*** Material provided ***

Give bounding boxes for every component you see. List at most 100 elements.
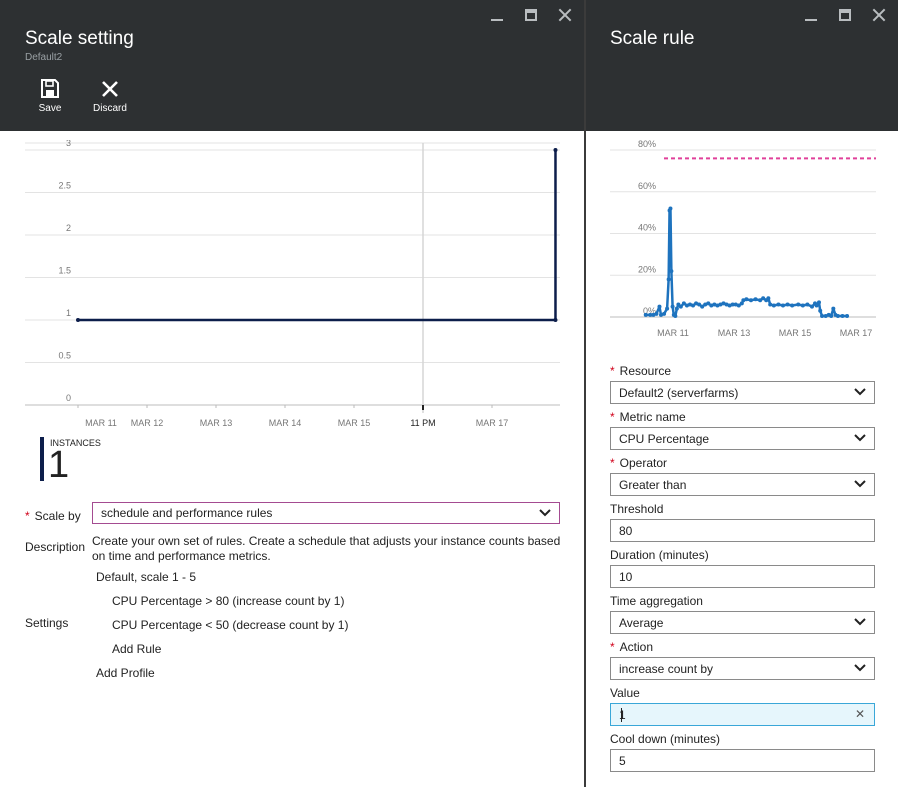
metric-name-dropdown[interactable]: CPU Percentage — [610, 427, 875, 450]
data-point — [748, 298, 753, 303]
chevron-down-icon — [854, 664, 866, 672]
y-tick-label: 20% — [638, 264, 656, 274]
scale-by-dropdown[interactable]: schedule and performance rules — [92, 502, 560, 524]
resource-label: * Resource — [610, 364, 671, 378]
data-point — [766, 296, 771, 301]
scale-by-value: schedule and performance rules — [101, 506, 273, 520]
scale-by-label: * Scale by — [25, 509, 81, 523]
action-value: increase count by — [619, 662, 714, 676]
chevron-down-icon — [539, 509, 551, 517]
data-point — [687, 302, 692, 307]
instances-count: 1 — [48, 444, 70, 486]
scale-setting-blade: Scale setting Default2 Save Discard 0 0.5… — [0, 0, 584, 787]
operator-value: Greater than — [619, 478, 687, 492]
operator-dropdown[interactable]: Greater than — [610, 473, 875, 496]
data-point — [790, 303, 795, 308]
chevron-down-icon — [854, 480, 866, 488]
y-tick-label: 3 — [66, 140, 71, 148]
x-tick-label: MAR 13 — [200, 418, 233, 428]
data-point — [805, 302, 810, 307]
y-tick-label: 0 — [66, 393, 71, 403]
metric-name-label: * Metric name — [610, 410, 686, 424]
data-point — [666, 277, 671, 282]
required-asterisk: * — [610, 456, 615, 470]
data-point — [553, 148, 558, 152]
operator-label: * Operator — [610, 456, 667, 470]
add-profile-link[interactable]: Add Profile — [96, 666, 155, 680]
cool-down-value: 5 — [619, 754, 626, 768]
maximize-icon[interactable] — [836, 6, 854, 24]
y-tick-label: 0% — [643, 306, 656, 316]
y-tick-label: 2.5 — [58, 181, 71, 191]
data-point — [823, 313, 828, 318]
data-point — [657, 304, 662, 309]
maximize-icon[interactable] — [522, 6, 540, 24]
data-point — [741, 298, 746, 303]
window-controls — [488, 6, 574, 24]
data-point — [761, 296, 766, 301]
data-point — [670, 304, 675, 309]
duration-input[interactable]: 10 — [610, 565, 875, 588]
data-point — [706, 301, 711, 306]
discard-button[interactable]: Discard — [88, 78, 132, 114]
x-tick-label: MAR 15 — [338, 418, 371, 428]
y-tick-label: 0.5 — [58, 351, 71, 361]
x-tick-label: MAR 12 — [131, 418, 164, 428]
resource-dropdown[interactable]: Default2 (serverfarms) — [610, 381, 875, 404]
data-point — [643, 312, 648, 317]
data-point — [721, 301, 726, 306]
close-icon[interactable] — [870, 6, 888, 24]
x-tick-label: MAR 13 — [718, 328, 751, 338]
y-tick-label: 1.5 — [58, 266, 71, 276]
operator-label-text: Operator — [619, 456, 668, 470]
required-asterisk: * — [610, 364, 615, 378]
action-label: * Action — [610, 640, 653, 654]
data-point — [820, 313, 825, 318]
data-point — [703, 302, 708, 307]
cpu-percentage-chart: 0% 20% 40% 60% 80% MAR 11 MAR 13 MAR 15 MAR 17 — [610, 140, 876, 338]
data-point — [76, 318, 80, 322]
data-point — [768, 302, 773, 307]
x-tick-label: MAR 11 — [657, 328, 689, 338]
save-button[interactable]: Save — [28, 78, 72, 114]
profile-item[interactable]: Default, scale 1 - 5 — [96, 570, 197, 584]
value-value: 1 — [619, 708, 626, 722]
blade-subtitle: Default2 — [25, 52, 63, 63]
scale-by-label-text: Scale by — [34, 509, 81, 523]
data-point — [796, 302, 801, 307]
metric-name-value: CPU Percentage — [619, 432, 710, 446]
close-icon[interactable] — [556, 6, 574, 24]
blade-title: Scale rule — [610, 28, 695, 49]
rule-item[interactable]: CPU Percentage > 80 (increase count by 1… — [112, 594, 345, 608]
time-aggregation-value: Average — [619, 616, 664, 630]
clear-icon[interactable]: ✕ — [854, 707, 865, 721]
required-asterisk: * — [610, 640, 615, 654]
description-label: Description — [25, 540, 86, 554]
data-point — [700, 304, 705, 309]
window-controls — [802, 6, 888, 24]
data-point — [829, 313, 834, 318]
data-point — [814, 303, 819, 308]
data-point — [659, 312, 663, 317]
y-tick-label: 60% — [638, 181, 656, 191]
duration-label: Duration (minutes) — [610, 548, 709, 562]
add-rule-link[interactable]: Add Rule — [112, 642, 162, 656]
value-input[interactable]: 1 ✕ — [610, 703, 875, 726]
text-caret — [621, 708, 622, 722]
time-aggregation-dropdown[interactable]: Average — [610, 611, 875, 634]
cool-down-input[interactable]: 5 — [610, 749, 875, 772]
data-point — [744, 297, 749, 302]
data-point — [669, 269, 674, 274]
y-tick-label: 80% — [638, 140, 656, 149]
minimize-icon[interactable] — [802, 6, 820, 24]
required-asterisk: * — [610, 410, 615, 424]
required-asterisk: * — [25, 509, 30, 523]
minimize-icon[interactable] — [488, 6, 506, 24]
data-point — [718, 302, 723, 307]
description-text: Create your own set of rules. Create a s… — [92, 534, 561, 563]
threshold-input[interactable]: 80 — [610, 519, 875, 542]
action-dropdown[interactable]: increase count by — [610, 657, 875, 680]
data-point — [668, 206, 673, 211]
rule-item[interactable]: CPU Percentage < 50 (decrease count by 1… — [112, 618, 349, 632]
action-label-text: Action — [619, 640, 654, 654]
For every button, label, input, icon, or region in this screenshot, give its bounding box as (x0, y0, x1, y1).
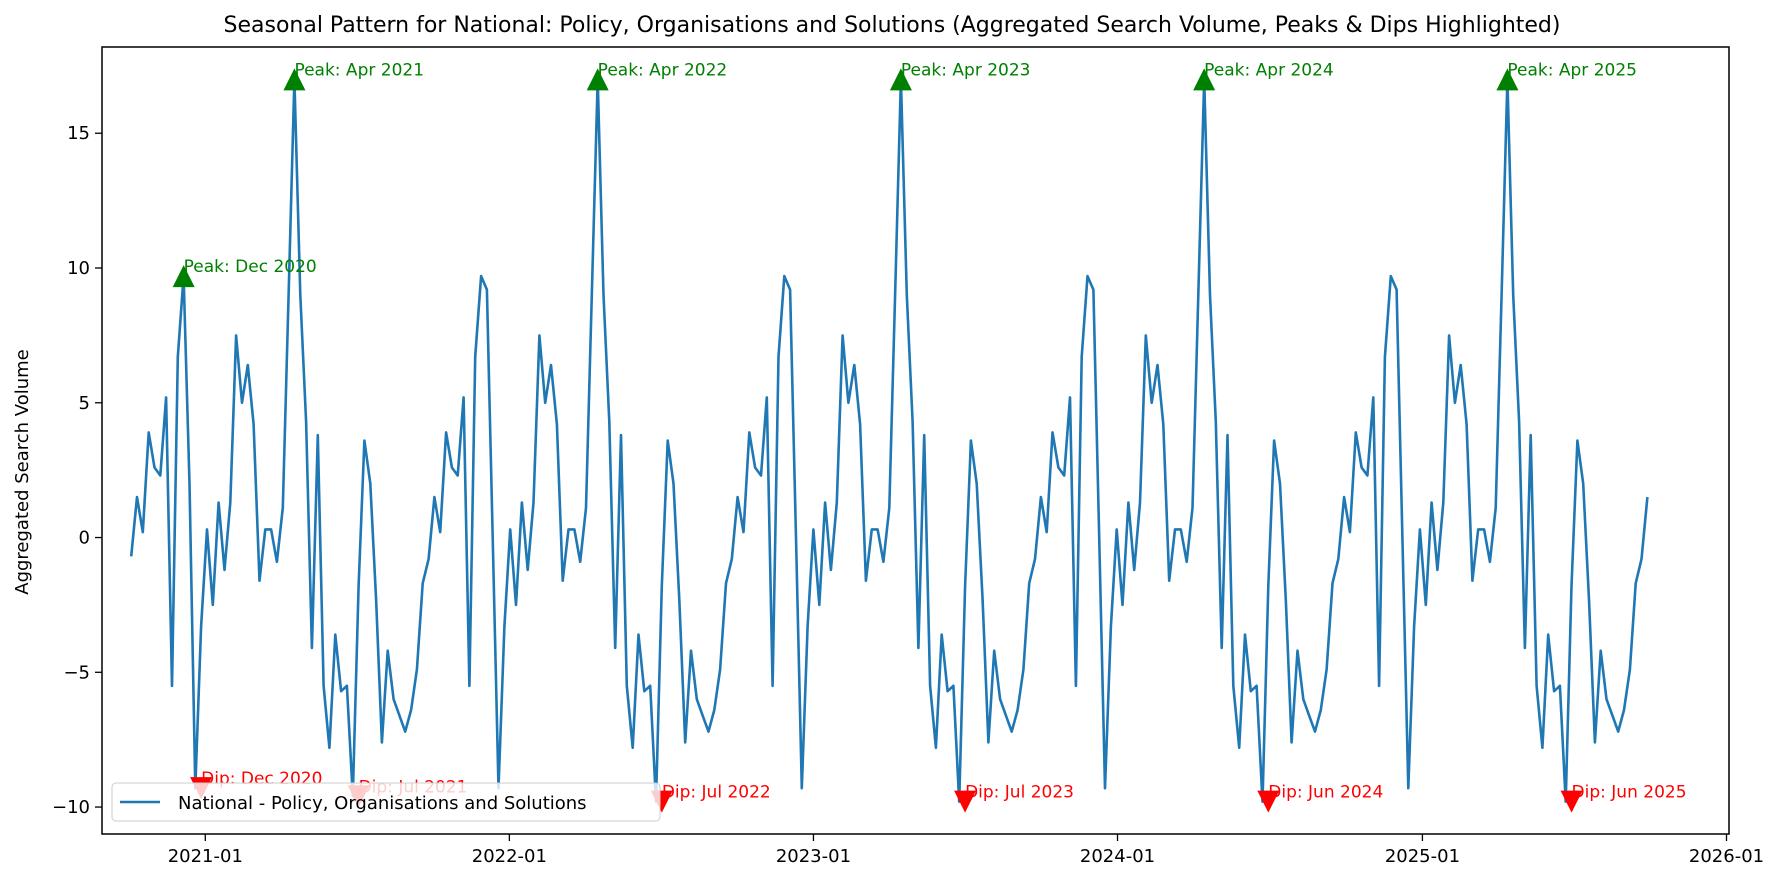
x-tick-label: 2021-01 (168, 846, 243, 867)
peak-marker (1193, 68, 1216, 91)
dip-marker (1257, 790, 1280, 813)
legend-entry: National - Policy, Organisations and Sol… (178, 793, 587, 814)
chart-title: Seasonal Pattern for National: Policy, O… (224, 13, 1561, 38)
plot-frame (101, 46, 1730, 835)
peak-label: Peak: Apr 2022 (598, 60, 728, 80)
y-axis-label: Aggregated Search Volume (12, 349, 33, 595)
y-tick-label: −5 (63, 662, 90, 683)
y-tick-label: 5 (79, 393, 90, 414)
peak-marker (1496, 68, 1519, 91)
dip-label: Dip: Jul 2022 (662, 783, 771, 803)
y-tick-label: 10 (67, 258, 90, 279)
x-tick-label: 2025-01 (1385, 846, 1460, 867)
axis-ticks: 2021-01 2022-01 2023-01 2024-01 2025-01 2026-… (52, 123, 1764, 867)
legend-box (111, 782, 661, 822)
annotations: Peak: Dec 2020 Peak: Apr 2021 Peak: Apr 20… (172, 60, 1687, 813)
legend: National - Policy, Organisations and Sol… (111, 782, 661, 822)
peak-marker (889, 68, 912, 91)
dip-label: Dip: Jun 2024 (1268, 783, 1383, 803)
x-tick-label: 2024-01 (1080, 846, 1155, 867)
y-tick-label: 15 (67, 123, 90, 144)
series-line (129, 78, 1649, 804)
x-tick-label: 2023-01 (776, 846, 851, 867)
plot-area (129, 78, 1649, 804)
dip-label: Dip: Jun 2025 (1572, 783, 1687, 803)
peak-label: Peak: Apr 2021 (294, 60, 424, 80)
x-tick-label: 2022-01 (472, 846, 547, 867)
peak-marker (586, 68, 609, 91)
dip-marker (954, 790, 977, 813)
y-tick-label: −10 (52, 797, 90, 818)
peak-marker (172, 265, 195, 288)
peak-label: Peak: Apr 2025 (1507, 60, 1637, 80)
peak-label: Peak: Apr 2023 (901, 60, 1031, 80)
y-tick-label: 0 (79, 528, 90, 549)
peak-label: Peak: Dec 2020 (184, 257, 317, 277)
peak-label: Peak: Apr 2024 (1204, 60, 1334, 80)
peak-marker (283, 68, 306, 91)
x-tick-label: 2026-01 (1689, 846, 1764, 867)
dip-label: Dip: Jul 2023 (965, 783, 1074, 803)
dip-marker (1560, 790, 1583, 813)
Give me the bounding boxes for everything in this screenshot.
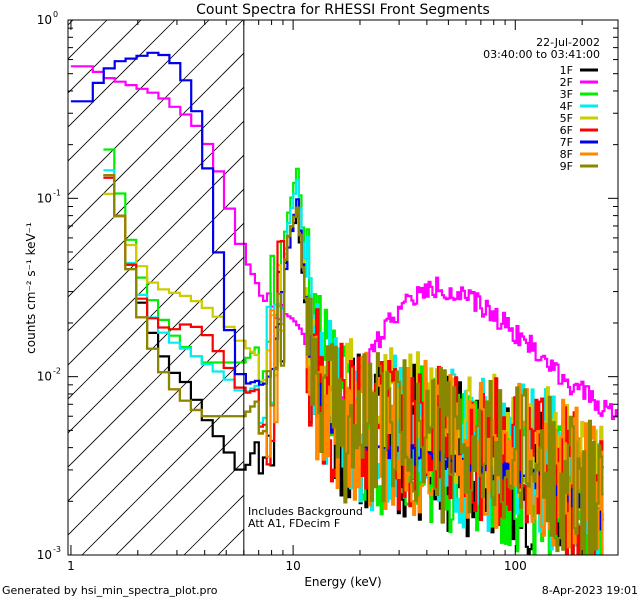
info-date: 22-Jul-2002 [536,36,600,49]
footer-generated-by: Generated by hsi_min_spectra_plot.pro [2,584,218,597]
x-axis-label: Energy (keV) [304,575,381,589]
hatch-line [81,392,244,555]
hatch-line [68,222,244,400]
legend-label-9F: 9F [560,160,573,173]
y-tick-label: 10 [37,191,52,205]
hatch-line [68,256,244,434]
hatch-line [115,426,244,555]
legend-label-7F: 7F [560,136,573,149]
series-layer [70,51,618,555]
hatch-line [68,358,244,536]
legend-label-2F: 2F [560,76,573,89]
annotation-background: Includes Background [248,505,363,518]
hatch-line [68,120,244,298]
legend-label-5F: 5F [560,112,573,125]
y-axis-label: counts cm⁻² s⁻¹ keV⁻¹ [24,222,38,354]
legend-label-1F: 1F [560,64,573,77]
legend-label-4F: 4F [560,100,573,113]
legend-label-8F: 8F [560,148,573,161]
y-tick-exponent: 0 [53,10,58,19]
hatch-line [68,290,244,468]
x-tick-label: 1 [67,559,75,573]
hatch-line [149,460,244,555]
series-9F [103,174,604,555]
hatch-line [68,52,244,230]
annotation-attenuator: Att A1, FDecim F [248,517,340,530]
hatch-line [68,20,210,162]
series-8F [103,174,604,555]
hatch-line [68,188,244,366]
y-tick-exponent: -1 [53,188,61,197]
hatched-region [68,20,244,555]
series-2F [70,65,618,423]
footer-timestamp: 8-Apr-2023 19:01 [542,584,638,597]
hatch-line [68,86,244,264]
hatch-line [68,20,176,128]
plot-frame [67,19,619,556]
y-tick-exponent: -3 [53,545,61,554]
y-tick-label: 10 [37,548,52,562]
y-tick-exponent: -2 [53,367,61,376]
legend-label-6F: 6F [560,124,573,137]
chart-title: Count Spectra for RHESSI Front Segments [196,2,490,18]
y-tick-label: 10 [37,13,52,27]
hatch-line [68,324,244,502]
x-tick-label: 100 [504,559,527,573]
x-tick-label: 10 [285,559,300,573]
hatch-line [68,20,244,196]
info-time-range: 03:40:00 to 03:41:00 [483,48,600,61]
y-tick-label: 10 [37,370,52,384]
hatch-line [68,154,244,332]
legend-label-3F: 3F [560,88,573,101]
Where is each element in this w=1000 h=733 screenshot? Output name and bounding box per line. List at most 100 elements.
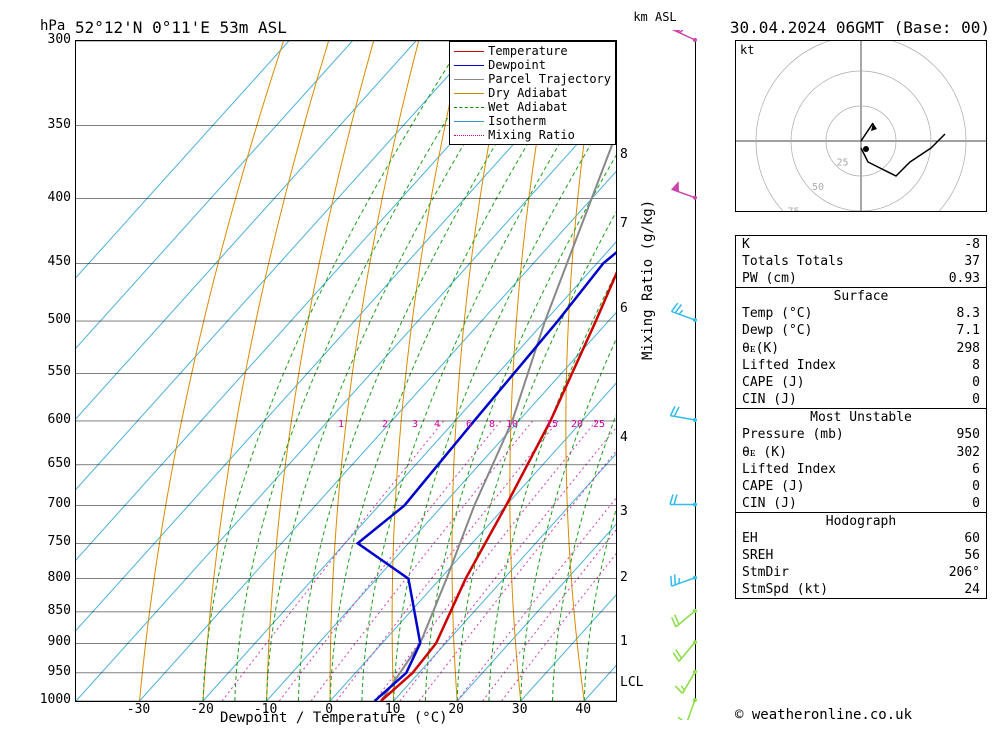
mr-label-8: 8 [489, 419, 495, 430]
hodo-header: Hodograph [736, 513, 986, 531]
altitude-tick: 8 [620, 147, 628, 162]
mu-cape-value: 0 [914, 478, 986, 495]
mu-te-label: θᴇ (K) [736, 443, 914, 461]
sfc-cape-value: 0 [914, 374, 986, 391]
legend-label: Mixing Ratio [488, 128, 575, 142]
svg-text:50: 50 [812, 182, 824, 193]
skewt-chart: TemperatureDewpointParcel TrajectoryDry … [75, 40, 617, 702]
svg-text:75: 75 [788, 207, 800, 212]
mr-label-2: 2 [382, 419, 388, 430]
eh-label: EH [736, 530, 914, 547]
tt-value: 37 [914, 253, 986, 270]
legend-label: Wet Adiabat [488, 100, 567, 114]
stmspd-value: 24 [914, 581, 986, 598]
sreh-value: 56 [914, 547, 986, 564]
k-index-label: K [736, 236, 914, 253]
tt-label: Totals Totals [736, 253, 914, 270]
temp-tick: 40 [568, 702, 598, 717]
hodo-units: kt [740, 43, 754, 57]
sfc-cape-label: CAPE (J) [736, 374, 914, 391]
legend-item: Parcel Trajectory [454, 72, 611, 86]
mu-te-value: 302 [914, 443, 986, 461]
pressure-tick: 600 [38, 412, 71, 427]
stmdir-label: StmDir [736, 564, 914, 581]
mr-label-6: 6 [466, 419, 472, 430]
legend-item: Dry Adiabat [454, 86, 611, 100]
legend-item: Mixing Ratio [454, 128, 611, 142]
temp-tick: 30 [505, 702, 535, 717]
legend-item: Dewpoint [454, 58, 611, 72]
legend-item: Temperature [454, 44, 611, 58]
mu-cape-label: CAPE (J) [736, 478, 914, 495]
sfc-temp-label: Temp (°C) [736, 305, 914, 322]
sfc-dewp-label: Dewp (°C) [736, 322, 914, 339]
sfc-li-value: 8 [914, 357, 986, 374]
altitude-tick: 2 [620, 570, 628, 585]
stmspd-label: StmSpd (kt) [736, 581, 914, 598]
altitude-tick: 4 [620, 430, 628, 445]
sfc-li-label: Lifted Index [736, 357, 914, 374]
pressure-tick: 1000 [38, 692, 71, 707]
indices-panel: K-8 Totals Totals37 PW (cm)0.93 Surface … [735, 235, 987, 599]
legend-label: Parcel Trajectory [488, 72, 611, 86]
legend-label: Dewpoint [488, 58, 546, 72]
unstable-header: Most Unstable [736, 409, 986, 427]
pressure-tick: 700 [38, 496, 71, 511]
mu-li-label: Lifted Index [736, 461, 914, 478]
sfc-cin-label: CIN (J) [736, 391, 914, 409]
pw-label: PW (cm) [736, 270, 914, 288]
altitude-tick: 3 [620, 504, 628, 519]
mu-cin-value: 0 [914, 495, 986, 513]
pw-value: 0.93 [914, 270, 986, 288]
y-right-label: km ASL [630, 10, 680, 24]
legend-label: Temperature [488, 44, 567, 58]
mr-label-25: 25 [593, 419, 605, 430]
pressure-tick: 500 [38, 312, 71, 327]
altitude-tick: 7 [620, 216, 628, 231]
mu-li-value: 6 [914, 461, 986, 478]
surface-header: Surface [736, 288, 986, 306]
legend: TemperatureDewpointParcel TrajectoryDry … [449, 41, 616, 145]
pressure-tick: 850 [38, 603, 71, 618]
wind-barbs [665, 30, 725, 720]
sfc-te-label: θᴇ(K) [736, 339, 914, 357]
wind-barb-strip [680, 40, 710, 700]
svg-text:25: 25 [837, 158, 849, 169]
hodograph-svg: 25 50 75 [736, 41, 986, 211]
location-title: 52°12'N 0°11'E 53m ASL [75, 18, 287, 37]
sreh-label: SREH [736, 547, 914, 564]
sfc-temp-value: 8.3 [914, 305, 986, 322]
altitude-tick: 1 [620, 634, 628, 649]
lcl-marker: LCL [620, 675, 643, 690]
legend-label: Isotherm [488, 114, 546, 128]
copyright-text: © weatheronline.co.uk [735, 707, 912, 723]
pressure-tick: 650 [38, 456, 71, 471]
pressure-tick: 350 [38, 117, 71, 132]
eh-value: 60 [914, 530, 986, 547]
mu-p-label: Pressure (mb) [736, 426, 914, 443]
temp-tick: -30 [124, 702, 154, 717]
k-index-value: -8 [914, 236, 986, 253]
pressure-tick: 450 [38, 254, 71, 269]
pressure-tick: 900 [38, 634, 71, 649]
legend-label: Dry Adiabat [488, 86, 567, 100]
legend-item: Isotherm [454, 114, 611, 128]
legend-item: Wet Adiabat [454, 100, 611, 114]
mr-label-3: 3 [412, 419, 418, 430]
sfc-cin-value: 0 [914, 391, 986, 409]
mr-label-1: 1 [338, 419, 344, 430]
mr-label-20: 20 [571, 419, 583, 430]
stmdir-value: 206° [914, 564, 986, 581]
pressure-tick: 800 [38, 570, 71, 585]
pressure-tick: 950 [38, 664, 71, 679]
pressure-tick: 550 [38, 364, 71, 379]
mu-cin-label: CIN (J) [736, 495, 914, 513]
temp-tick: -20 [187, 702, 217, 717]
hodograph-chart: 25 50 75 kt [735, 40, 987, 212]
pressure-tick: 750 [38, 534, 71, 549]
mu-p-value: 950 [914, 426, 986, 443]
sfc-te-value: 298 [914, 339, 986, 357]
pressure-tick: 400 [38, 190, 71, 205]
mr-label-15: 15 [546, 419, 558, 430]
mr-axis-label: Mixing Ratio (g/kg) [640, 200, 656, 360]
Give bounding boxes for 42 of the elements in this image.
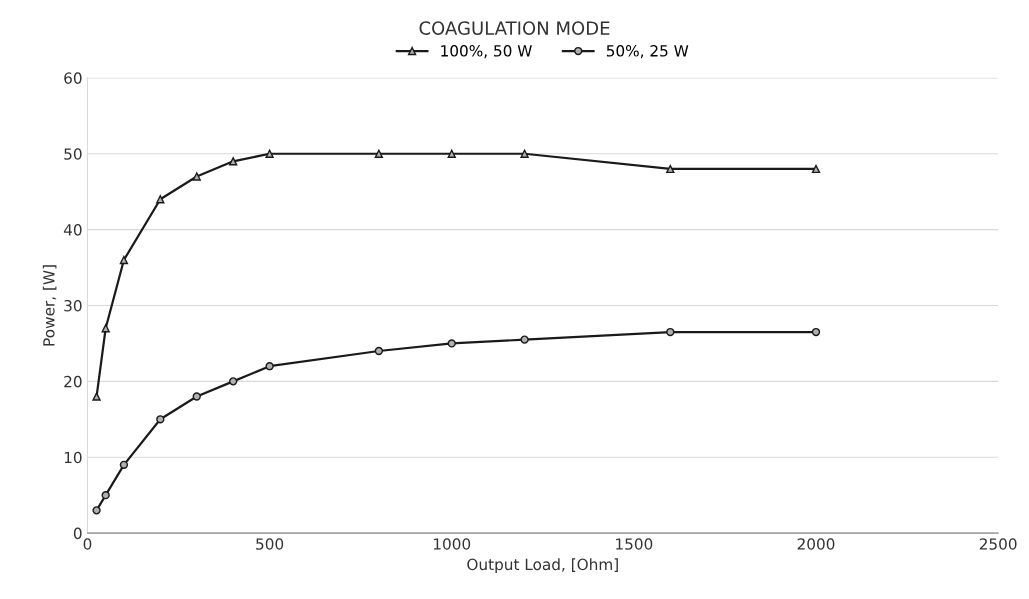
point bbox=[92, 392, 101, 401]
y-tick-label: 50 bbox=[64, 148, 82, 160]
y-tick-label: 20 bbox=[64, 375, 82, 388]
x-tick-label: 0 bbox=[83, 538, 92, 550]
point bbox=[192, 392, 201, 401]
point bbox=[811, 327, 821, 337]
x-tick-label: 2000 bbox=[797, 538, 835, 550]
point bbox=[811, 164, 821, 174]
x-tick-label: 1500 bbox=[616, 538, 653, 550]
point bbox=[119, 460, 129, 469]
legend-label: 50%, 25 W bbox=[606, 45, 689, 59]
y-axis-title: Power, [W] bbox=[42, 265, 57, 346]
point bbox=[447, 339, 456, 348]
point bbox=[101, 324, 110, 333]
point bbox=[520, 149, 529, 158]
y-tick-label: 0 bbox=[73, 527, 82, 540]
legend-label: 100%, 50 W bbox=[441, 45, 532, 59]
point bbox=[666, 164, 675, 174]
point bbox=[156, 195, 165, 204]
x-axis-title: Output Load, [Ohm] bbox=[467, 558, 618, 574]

***

• Task details
Quote the lines from the one containing "point bbox=[92, 392, 101, 401]" through the end of the entries, with both ends included.

• Reply
point bbox=[92, 392, 101, 401]
y-tick-label: 50 bbox=[64, 148, 82, 160]
y-tick-label: 20 bbox=[64, 375, 82, 388]
x-tick-label: 0 bbox=[83, 538, 92, 550]
point bbox=[192, 392, 201, 401]
point bbox=[811, 327, 821, 337]
x-tick-label: 2000 bbox=[797, 538, 835, 550]
point bbox=[811, 164, 821, 174]
x-tick-label: 1500 bbox=[616, 538, 653, 550]
point bbox=[119, 460, 129, 469]
legend-label: 50%, 25 W bbox=[606, 45, 689, 59]
y-axis-title: Power, [W] bbox=[42, 265, 57, 346]
point bbox=[447, 339, 456, 348]
point bbox=[101, 324, 110, 333]
point bbox=[520, 149, 529, 158]
y-tick-label: 0 bbox=[73, 527, 82, 540]
legend-label: 100%, 50 W bbox=[441, 45, 532, 59]
point bbox=[666, 164, 675, 174]
point bbox=[156, 195, 165, 204]
x-axis-title: Output Load, [Ohm] bbox=[467, 558, 618, 574]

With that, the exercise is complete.